**WHAT YOU NEED TO DO:** Reproduce the material in full, unchanged.

**SUPPLIED RECORDS:**
● ● ●

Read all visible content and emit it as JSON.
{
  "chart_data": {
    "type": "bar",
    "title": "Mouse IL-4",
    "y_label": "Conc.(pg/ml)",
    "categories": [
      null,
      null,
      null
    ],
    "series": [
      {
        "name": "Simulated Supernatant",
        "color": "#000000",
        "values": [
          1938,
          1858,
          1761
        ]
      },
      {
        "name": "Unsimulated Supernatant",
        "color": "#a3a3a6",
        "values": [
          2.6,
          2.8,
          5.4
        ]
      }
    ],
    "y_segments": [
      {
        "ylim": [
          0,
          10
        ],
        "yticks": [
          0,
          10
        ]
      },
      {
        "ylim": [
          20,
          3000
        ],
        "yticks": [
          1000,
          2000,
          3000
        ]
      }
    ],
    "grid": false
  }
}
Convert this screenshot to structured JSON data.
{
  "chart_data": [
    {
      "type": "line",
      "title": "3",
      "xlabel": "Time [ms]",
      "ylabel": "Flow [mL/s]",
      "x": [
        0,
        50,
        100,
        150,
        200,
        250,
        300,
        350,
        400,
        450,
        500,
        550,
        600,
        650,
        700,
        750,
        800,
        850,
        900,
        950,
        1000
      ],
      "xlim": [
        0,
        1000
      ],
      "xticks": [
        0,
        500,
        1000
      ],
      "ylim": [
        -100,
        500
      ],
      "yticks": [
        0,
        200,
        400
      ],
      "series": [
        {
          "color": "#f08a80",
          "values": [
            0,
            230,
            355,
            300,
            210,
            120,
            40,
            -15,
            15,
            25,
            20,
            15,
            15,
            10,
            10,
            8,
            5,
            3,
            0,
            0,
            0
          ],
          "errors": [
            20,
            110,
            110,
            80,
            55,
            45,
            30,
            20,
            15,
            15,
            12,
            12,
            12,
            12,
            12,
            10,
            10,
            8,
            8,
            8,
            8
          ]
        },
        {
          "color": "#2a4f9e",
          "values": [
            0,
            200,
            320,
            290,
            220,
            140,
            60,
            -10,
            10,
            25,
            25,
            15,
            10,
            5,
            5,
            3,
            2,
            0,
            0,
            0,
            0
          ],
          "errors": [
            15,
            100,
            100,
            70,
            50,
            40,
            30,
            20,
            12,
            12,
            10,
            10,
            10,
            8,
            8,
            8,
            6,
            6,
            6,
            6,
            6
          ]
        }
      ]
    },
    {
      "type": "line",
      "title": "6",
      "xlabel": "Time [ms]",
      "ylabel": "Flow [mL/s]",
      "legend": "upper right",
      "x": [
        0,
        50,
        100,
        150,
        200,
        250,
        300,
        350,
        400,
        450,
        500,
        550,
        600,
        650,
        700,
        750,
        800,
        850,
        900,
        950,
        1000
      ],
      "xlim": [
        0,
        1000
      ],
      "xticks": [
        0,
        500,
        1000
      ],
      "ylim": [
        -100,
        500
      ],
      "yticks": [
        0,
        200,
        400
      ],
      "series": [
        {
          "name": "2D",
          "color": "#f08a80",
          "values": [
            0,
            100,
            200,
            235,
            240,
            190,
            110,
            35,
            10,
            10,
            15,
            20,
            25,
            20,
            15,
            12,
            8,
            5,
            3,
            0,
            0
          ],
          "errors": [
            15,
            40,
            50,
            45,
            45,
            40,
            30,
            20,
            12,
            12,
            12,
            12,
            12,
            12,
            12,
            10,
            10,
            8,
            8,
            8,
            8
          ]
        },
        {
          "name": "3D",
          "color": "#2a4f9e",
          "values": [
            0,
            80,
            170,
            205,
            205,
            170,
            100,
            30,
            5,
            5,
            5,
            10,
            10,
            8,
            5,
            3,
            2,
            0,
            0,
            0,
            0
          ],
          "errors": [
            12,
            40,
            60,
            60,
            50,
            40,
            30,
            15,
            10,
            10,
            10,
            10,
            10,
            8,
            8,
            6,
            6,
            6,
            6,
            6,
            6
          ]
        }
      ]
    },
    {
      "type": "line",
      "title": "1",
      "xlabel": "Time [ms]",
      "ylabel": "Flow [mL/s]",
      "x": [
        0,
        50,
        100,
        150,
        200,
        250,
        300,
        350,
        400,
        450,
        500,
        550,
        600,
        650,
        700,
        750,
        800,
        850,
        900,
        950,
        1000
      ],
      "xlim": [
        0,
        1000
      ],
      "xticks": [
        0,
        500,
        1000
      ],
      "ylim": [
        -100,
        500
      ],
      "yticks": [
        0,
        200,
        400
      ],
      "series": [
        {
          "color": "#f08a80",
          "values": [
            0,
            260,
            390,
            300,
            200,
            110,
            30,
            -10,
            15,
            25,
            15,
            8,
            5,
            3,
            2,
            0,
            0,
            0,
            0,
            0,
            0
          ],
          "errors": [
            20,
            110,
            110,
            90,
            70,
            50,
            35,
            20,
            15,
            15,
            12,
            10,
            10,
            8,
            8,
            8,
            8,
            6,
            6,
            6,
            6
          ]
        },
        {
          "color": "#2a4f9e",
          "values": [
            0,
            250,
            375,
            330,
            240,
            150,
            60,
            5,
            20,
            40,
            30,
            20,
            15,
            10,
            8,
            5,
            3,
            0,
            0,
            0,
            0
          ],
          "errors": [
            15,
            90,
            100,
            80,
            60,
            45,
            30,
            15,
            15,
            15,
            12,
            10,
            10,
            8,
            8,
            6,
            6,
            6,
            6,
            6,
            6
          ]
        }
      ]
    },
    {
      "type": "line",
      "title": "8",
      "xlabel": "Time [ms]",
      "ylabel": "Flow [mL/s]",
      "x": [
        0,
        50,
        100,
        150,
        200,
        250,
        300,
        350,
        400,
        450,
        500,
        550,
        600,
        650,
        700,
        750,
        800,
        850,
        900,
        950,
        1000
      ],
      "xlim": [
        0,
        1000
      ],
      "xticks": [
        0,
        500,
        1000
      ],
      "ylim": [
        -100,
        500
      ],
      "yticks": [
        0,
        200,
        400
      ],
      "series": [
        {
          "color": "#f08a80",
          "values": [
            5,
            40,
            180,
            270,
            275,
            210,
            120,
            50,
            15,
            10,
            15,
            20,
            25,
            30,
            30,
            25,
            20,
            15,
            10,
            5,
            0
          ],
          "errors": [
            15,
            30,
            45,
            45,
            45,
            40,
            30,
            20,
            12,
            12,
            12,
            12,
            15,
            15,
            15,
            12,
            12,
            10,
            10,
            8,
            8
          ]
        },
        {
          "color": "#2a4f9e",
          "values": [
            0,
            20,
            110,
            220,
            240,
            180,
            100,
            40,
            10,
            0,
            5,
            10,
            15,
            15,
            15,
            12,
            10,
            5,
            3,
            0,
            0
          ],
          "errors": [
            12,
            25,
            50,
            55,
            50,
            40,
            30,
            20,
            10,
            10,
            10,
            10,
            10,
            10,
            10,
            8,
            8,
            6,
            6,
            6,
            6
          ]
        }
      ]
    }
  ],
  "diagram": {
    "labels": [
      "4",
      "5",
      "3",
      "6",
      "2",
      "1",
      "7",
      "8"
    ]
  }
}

● ● ●

**FULL ANSWER:**
Read all visible content and emit it as JSON.
{
  "chart_data": {
    "type": "bar",
    "title": "Mouse IL-4",
    "y_label": "Conc.(pg/ml)",
    "categories": [
      null,
      null,
      null
    ],
    "series": [
      {
        "name": "Simulated Supernatant",
        "color": "#000000",
        "values": [
          1938,
          1858,
          1761
        ]
      },
      {
        "name": "Unsimulated Supernatant",
        "color": "#a3a3a6",
        "values": [
          2.6,
          2.8,
          5.4
        ]
      }
    ],
    "y_segments": [
      {
        "ylim": [
          0,
          10
        ],
        "yticks": [
          0,
          10
        ]
      },
      {
        "ylim": [
          20,
          3000
        ],
        "yticks": [
          1000,
          2000,
          3000
        ]
      }
    ],
    "grid": false
  }
}
Convert this screenshot to structured JSON data.
{
  "chart_data": [
    {
      "type": "line",
      "title": "3",
      "xlabel": "Time [ms]",
      "ylabel": "Flow [mL/s]",
      "x": [
        0,
        50,
        100,
        150,
        200,
        250,
        300,
        350,
        400,
        450,
        500,
        550,
        600,
        650,
        700,
        750,
        800,
        850,
        900,
        950,
        1000
      ],
      "xlim": [
        0,
        1000
      ],
      "xticks": [
        0,
        500,
        1000
      ],
      "ylim": [
        -100,
        500
      ],
      "yticks": [
        0,
        200,
        400
      ],
      "series": [
        {
          "color": "#f08a80",
          "values": [
            0,
            230,
            355,
            300,
            210,
            120,
            40,
            -15,
            15,
            25,
            20,
            15,
            15,
            10,
            10,
            8,
            5,
            3,
            0,
            0,
            0
          ],
          "errors": [
            20,
            110,
            110,
            80,
            55,
            45,
            30,
            20,
            15,
            15,
            12,
            12,
            12,
            12,
            12,
            10,
            10,
            8,
            8,
            8,
            8
          ]
        },
        {
          "color": "#2a4f9e",
          "values": [
            0,
            200,
            320,
            290,
            220,
            140,
            60,
            -10,
            10,
            25,
            25,
            15,
            10,
            5,
            5,
            3,
            2,
            0,
            0,
            0,
            0
          ],
          "errors": [
            15,
            100,
            100,
            70,
            50,
            40,
            30,
            20,
            12,
            12,
            10,
            10,
            10,
            8,
            8,
            8,
            6,
            6,
            6,
            6,
            6
          ]
        }
      ]
    },
    {
      "type": "line",
      "title": "6",
      "xlabel": "Time [ms]",
      "ylabel": "Flow [mL/s]",
      "legend": "upper right",
      "x": [
        0,
        50,
        100,
        150,
        200,
        250,
        300,
        350,
        400,
        450,
        500,
        550,
        600,
        650,
        700,
        750,
        800,
        850,
        900,
        950,
        1000
      ],
      "xlim": [
        0,
        1000
      ],
      "xticks": [
        0,
        500,
        1000
      ],
      "ylim": [
        -100,
        500
      ],
      "yticks": [
        0,
        200,
        400
      ],
      "series": [
        {
          "name": "2D",
          "color": "#f08a80",
          "values": [
            0,
            100,
            200,
            235,
            240,
            190,
            110,
            35,
            10,
            10,
            15,
            20,
            25,
            20,
            15,
            12,
            8,
            5,
            3,
            0,
            0
          ],
          "errors": [
            15,
            40,
            50,
            45,
            45,
            40,
            30,
            20,
            12,
            12,
            12,
            12,
            12,
            12,
            12,
            10,
            10,
            8,
            8,
            8,
            8
          ]
        },
        {
          "name": "3D",
          "color": "#2a4f9e",
          "values": [
            0,
            80,
            170,
            205,
            205,
            170,
            100,
            30,
            5,
            5,
            5,
            10,
            10,
            8,
            5,
            3,
            2,
            0,
            0,
            0,
            0
          ],
          "errors": [
            12,
            40,
            60,
            60,
            50,
            40,
            30,
            15,
            10,
            10,
            10,
            10,
            10,
            8,
            8,
            6,
            6,
            6,
            6,
            6,
            6
          ]
        }
      ]
    },
    {
      "type": "line",
      "title": "1",
      "xlabel": "Time [ms]",
      "ylabel": "Flow [mL/s]",
      "x": [
        0,
        50,
        100,
        150,
        200,
        250,
        300,
        350,
        400,
        450,
        500,
        550,
        600,
        650,
        700,
        750,
        800,
        850,
        900,
        950,
        1000
      ],
      "xlim": [
        0,
        1000
      ],
      "xticks": [
        0,
        500,
        1000
      ],
      "ylim": [
        -100,
        500
      ],
      "yticks": [
        0,
        200,
        400
      ],
      "series": [
        {
          "color": "#f08a80",
          "values": [
            0,
            260,
            390,
            300,
            200,
            110,
            30,
            -10,
            15,
            25,
            15,
            8,
            5,
            3,
            2,
            0,
            0,
            0,
            0,
            0,
            0
          ],
          "errors": [
            20,
            110,
            110,
            90,
            70,
            50,
            35,
            20,
            15,
            15,
            12,
            10,
            10,
            8,
            8,
            8,
            8,
            6,
            6,
            6,
            6
          ]
        },
        {
          "color": "#2a4f9e",
          "values": [
            0,
            250,
            375,
            330,
            240,
            150,
            60,
            5,
            20,
            40,
            30,
            20,
            15,
            10,
            8,
            5,
            3,
            0,
            0,
            0,
            0
          ],
          "errors": [
            15,
            90,
            100,
            80,
            60,
            45,
            30,
            15,
            15,
            15,
            12,
            10,
            10,
            8,
            8,
            6,
            6,
            6,
            6,
            6,
            6
          ]
        }
      ]
    },
    {
      "type": "line",
      "title": "8",
      "xlabel": "Time [ms]",
      "ylabel": "Flow [mL/s]",
      "x": [
        0,
        50,
        100,
        150,
        200,
        250,
        300,
        350,
        400,
        450,
        500,
        550,
        600,
        650,
        700,
        750,
        800,
        850,
        900,
        950,
        1000
      ],
      "xlim": [
        0,
        1000
      ],
      "xticks": [
        0,
        500,
        1000
      ],
      "ylim": [
        -100,
        500
      ],
      "yticks": [
        0,
        200,
        400
      ],
      "series": [
        {
          "color": "#f08a80",
          "values": [
            5,
            40,
            180,
            270,
            275,
            210,
            120,
            50,
            15,
            10,
            15,
            20,
            25,
            30,
            30,
            25,
            20,
            15,
            10,
            5,
            0
          ],
          "errors": [
            15,
            30,
            45,
            45,
            45,
            40,
            30,
            20,
            12,
            12,
            12,
            12,
            15,
            15,
            15,
            12,
            12,
            10,
            10,
            8,
            8
          ]
        },
        {
          "color": "#2a4f9e",
          "values": [
            0,
            20,
            110,
            220,
            240,
            180,
            100,
            40,
            10,
            0,
            5,
            10,
            15,
            15,
            15,
            12,
            10,
            5,
            3,
            0,
            0
          ],
          "errors": [
            12,
            25,
            50,
            55,
            50,
            40,
            30,
            20,
            10,
            10,
            10,
            10,
            10,
            10,
            10,
            8,
            8,
            6,
            6,
            6,
            6
          ]
        }
      ]
    }
  ],
  "diagram": {
    "labels": [
      "4",
      "5",
      "3",
      "6",
      "2",
      "1",
      "7",
      "8"
    ]
  }
}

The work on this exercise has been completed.